* Request *
Determine the number of lines containing the word "text", and state that figure alone.

* Supplied records *
════════════════
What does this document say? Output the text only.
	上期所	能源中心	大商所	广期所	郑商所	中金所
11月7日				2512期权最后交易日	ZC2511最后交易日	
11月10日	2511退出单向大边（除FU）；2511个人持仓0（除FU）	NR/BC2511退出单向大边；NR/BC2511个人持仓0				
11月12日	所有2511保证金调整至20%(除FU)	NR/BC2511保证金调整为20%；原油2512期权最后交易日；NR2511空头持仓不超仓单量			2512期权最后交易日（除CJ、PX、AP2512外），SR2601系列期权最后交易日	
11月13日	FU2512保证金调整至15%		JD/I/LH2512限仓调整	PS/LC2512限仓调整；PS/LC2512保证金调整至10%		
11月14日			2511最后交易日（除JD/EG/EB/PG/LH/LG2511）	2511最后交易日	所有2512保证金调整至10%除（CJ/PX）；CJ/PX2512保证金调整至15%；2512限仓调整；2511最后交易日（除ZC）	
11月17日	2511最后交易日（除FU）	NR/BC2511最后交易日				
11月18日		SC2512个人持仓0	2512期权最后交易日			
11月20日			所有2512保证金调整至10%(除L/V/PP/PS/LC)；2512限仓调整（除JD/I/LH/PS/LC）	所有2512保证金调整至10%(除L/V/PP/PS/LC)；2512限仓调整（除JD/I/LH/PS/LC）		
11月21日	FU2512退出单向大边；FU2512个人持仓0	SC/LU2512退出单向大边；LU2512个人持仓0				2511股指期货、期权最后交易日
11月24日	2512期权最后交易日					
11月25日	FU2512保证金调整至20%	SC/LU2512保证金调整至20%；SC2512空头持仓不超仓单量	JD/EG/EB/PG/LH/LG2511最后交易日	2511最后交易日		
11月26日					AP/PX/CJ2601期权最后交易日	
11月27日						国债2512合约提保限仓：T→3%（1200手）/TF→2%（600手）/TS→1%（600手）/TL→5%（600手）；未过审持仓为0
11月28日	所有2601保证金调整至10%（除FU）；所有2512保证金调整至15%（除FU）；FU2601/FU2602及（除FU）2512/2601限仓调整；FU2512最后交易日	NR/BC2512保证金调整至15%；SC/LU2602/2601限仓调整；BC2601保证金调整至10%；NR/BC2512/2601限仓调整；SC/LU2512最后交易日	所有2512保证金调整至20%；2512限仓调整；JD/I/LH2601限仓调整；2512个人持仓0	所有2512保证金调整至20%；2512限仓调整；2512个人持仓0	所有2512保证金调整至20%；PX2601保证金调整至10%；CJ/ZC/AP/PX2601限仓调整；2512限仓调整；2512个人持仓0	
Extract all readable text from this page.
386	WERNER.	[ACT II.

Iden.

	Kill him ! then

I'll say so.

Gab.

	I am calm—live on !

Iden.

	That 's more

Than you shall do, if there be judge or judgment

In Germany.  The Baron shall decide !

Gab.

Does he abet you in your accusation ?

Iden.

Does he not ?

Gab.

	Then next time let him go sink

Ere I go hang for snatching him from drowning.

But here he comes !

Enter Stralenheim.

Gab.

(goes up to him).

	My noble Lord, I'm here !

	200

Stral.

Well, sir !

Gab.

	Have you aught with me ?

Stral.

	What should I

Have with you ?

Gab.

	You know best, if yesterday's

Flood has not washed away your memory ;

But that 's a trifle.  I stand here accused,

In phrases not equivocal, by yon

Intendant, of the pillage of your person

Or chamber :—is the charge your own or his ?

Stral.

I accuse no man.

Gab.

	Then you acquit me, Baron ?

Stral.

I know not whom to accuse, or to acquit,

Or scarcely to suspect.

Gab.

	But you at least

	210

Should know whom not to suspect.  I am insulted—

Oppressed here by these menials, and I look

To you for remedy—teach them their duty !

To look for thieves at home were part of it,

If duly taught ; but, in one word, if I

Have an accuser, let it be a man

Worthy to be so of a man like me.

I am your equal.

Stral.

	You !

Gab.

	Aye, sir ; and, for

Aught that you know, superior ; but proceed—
════════════════
* Response to this task *
2